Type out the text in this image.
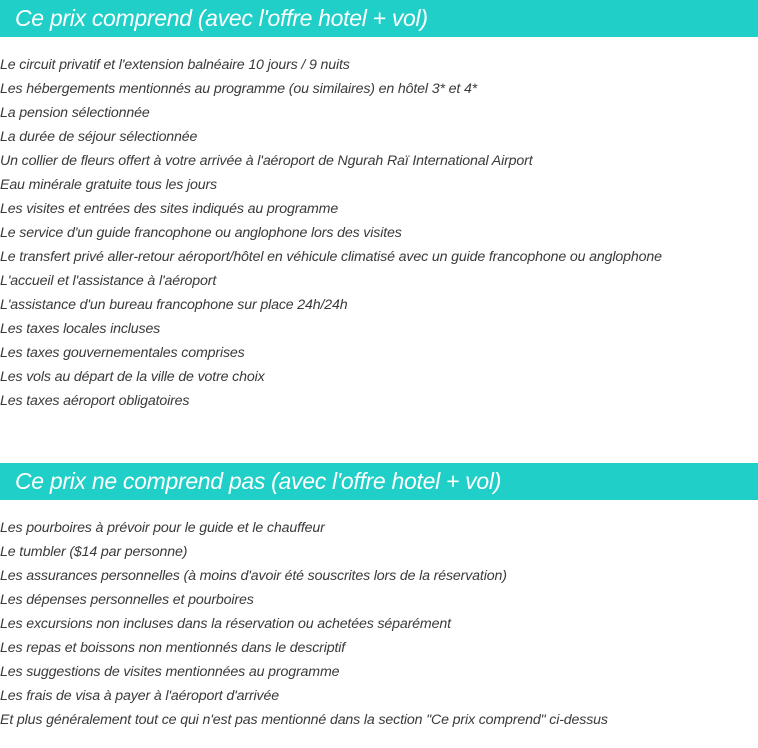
Ce prix comprend (avec l'offre hotel + vol)
Le circuit privatif et l'extension balnéaire 10 jours / 9 nuits
Les hébergements mentionnés au programme (ou similaires) en hôtel 3* et 4*
La pension sélectionnée
La durée de séjour sélectionnée
Un collier de fleurs offert à votre arrivée à l'aéroport de Ngurah Raï International Airport
Eau minérale gratuite tous les jours
Les visites et entrées des sites indiqués au programme
Le service d'un guide francophone ou anglophone lors des visites
Le transfert privé aller-retour aéroport/hôtel en véhicule climatisé avec un guide francophone ou anglophone
L'accueil et l'assistance à l'aéroport
L'assistance d'un bureau francophone sur place 24h/24h
Les taxes locales incluses
Les taxes gouvernementales comprises
Les vols au départ de la ville de votre choix
Les taxes aéroport obligatoires
Ce prix ne comprend pas (avec l'offre hotel + vol)
Les pourboires à prévoir pour le guide et le chauffeur
Le tumbler ($14 par personne)
Les assurances personnelles (à moins d'avoir été souscrites lors de la réservation)
Les dépenses personnelles et pourboires
Les excursions non incluses dans la réservation ou achetées séparément
Les repas et boissons non mentionnés dans le descriptif
Les suggestions de visites mentionnées au programme
Les frais de visa à payer à l'aéroport d'arrivée
Et plus généralement tout ce qui n'est pas mentionné dans la section "Ce prix comprend" ci-dessus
_ _ _ _ _
Given request
Transcribe all of the records above character for character. Exclude the pictures.

Problem solution
Type out the text in this image.
Ce prix comprend (avec l'offre hotel + vol)
Le circuit privatif et l'extension balnéaire 10 jours / 9 nuits
Les hébergements mentionnés au programme (ou similaires) en hôtel 3* et 4*
La pension sélectionnée
La durée de séjour sélectionnée
Un collier de fleurs offert à votre arrivée à l'aéroport de Ngurah Raï International Airport
Eau minérale gratuite tous les jours
Les visites et entrées des sites indiqués au programme
Le service d'un guide francophone ou anglophone lors des visites
Le transfert privé aller-retour aéroport/hôtel en véhicule climatisé avec un guide francophone ou anglophone
L'accueil et l'assistance à l'aéroport
L'assistance d'un bureau francophone sur place 24h/24h
Les taxes locales incluses
Les taxes gouvernementales comprises
Les vols au départ de la ville de votre choix
Les taxes aéroport obligatoires
Ce prix ne comprend pas (avec l'offre hotel + vol)
Les pourboires à prévoir pour le guide et le chauffeur
Le tumbler ($14 par personne)
Les assurances personnelles (à moins d'avoir été souscrites lors de la réservation)
Les dépenses personnelles et pourboires
Les excursions non incluses dans la réservation ou achetées séparément
Les repas et boissons non mentionnés dans le descriptif
Les suggestions de visites mentionnées au programme
Les frais de visa à payer à l'aéroport d'arrivée
Et plus généralement tout ce qui n'est pas mentionné dans la section "Ce prix comprend" ci-dessus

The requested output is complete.